» WRITTEN TASK
In the data below, find every line that has the string "JSON", and copy it.

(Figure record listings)
###

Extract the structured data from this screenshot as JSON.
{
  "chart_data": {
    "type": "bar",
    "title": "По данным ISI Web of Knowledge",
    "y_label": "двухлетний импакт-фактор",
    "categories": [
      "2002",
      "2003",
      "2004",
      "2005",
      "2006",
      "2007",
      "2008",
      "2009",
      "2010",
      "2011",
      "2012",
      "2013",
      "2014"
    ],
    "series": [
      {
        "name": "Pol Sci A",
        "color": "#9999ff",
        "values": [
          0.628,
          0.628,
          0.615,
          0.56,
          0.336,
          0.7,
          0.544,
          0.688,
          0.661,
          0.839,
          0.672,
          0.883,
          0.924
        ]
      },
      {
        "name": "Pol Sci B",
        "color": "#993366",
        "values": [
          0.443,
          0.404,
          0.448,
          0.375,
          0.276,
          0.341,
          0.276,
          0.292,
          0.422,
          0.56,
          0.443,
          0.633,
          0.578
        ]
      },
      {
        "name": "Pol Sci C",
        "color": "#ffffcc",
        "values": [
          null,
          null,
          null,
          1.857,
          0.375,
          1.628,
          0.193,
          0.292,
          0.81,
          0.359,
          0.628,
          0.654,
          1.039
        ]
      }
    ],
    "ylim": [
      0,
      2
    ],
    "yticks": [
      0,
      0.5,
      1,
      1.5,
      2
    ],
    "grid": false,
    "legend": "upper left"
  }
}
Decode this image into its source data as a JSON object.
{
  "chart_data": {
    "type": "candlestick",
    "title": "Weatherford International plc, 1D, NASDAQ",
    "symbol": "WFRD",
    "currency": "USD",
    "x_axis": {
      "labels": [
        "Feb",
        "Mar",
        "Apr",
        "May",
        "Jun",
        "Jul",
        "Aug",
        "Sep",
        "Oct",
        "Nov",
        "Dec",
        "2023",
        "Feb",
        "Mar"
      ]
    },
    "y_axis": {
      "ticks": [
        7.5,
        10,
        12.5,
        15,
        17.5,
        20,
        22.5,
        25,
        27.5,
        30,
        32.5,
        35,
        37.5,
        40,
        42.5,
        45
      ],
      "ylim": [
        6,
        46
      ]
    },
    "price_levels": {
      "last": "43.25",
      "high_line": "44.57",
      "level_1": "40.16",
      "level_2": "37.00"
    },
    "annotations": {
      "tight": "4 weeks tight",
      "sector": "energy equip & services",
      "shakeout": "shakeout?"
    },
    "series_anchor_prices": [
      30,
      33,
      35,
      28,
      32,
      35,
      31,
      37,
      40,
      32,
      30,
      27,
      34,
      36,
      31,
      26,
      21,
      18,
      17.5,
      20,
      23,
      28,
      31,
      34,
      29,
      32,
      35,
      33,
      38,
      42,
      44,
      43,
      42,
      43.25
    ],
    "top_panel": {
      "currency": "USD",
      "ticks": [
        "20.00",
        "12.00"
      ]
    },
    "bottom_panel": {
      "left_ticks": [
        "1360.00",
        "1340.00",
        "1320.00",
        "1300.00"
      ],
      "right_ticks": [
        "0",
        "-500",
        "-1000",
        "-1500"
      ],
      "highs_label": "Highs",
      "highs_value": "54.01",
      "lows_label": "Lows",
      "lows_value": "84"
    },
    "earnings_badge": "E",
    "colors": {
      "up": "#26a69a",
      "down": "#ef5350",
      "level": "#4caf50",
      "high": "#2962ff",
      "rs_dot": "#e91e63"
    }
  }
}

###

» WRITTEN RESPONSE
Extract the structured data from this screenshot as JSON.
Decode this image into its source data as a JSON object.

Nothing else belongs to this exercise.